What this task involves: Check each line of the records below for the word "alerts" and copy those where it appears.

Records for the task:
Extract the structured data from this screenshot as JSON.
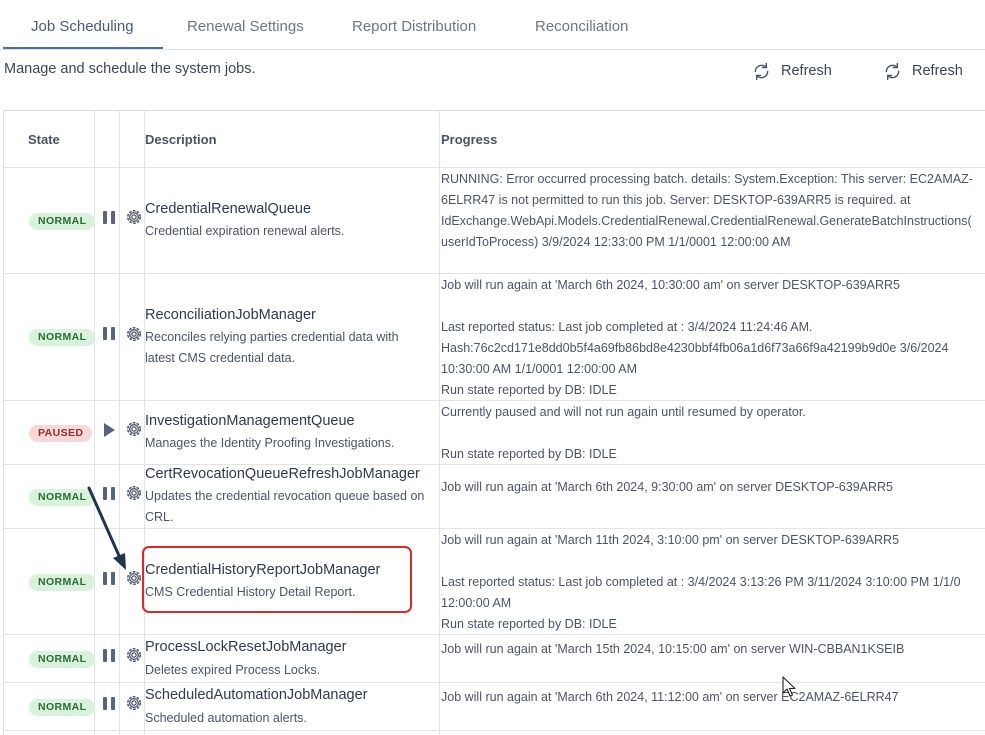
{
  "tabs": [
    {
      "label": "Job Scheduling",
      "active": true
    },
    {
      "label": "Renewal Settings"
    },
    {
      "label": "Report Distribution"
    },
    {
      "label": "Reconciliation"
    }
  ],
  "subtitle": "Manage and schedule the system jobs.",
  "refresh_buttons": [
    "Refresh",
    "Refresh"
  ],
  "columns": {
    "state": "State",
    "description": "Description",
    "progress": "Progress"
  },
  "jobs": [
    {
      "state": "NORMAL",
      "control": "pause",
      "name": "CredentialRenewalQueue",
      "description": "Credential expiration renewal alerts.",
      "progress": "RUNNING: Error occurred processing batch. details: System.Exception: This server: EC2AMAZ-\n6ELRR47 is not permitted to run this job. Server: DESKTOP-639ARR5 is required. at\nIdExchange.WebApi.Models.CredentialRenewal.CredentialRenewal.GenerateBatchInstructions(\nuserIdToProcess) 3/9/2024 12:33:00 PM 1/1/0001 12:00:00 AM"
    },
    {
      "state": "NORMAL",
      "control": "pause",
      "name": "ReconciliationJobManager",
      "description": "Reconciles relying parties credential data with\nlatest CMS credential data.",
      "progress": "Job will run again at 'March 6th 2024, 10:30:00 am' on server DESKTOP-639ARR5\n\nLast reported status: Last job completed at : 3/4/2024 11:24:46 AM.\nHash:76c2cd171e8dd0b5f4a69fb86bd8e4230bbf4fb06a1d6f73a66f9a42199b9d0e 3/6/2024\n10:30:00 AM 1/1/0001 12:00:00 AM\nRun state reported by DB: IDLE"
    },
    {
      "state": "PAUSED",
      "control": "play",
      "name": "InvestigationManagementQueue",
      "description": "Manages the Identity Proofing Investigations.",
      "progress": "Currently paused and will not run again until resumed by operator.\n\nRun state reported by DB: IDLE"
    },
    {
      "state": "NORMAL",
      "control": "pause",
      "name": "CertRevocationQueueRefreshJobManager",
      "description": "Updates the credential revocation queue based on\nCRL.",
      "progress": "Job will run again at 'March 6th 2024, 9:30:00 am' on server DESKTOP-639ARR5"
    },
    {
      "state": "NORMAL",
      "control": "pause",
      "name": "CredentialHistoryReportJobManager",
      "description": "CMS Credential History Detail Report.",
      "progress": "Job will run again at 'March 11th 2024, 3:10:00 pm' on server DESKTOP-639ARR5\n\nLast reported status: Last job completed at : 3/4/2024 3:13:26 PM 3/11/2024 3:10:00 PM 1/1/0\n12:00:00 AM\nRun state reported by DB: IDLE"
    },
    {
      "state": "NORMAL",
      "control": "pause",
      "name": "ProcessLockResetJobManager",
      "description": "Deletes expired Process Locks.",
      "progress": "Job will run again at 'March 15th 2024, 10:15:00 am' on server WIN-CBBAN1KSEIB"
    },
    {
      "state": "NORMAL",
      "control": "pause",
      "name": "ScheduledAutomationJobManager",
      "description": "Scheduled automation alerts.",
      "progress": "Job will run again at 'March 6th 2024, 11:12:00 am' on server EC2AMAZ-6ELRR47"
    }
  ],
  "colors": {
    "accent": "#4d6fa8",
    "normal_bg": "#d9f2dc",
    "paused_bg": "#f8d7d7",
    "highlight": "#d62b2b"
  }
}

Solution to the problem:
      "description": "Credential expiration renewal alerts.",
      "description": "Scheduled automation alerts.",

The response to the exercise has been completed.